_Records_
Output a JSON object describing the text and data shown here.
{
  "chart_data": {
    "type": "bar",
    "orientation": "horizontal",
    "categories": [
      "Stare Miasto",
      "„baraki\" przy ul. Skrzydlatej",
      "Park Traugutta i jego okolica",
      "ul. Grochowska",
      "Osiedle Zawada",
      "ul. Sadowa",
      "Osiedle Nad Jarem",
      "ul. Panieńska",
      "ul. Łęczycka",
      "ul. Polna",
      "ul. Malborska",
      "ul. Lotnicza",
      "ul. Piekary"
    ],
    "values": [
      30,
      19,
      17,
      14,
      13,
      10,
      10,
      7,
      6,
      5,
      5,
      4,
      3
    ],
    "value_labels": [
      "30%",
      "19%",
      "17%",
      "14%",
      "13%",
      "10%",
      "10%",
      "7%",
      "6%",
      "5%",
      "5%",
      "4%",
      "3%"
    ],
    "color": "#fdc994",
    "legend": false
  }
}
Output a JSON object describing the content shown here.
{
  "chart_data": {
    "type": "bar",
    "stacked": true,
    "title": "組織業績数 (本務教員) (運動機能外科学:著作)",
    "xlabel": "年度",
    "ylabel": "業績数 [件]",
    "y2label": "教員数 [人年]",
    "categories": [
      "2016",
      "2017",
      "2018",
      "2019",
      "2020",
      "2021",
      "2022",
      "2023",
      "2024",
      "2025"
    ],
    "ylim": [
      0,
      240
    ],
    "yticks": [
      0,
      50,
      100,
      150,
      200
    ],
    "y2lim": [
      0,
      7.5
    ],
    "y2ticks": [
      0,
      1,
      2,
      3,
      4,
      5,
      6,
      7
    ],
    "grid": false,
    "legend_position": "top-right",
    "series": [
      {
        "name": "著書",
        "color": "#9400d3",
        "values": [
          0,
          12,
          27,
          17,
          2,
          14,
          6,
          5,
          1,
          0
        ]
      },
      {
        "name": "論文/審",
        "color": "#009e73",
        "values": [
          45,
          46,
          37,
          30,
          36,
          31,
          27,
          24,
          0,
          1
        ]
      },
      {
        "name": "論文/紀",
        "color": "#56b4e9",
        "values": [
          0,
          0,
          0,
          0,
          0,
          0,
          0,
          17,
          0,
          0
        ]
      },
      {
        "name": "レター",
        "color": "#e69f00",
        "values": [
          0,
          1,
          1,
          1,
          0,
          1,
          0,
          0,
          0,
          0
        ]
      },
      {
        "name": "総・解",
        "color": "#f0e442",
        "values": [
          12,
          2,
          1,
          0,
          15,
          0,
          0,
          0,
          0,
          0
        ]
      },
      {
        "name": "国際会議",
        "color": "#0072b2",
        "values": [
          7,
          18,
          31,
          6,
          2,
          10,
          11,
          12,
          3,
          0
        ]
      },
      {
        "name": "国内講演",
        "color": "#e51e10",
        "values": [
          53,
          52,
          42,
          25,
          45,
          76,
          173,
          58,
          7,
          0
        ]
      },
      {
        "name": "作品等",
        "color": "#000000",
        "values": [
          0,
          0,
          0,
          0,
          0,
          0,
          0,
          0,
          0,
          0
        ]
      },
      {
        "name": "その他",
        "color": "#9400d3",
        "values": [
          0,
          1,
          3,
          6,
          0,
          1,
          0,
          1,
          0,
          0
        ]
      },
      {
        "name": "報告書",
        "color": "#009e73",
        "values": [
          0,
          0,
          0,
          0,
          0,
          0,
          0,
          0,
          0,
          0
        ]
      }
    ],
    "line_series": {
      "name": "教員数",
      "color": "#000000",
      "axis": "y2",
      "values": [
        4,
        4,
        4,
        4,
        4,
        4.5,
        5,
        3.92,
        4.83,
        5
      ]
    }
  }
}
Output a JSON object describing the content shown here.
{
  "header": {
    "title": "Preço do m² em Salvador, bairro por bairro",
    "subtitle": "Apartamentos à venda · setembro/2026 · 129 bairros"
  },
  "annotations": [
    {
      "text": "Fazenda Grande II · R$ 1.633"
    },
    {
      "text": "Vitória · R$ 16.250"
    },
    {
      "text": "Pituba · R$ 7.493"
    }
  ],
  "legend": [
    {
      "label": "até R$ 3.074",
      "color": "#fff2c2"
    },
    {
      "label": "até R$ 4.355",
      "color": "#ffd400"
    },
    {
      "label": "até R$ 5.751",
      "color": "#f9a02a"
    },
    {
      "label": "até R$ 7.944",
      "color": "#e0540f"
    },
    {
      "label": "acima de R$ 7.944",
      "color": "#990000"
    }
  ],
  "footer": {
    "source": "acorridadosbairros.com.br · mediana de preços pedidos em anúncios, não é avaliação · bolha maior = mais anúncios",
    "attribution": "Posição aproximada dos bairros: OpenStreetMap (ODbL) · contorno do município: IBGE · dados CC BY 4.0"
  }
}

_Work instructions_
Examine the listing and say how many of its lines contain the string "text". Give the number alone.

_The reply_
4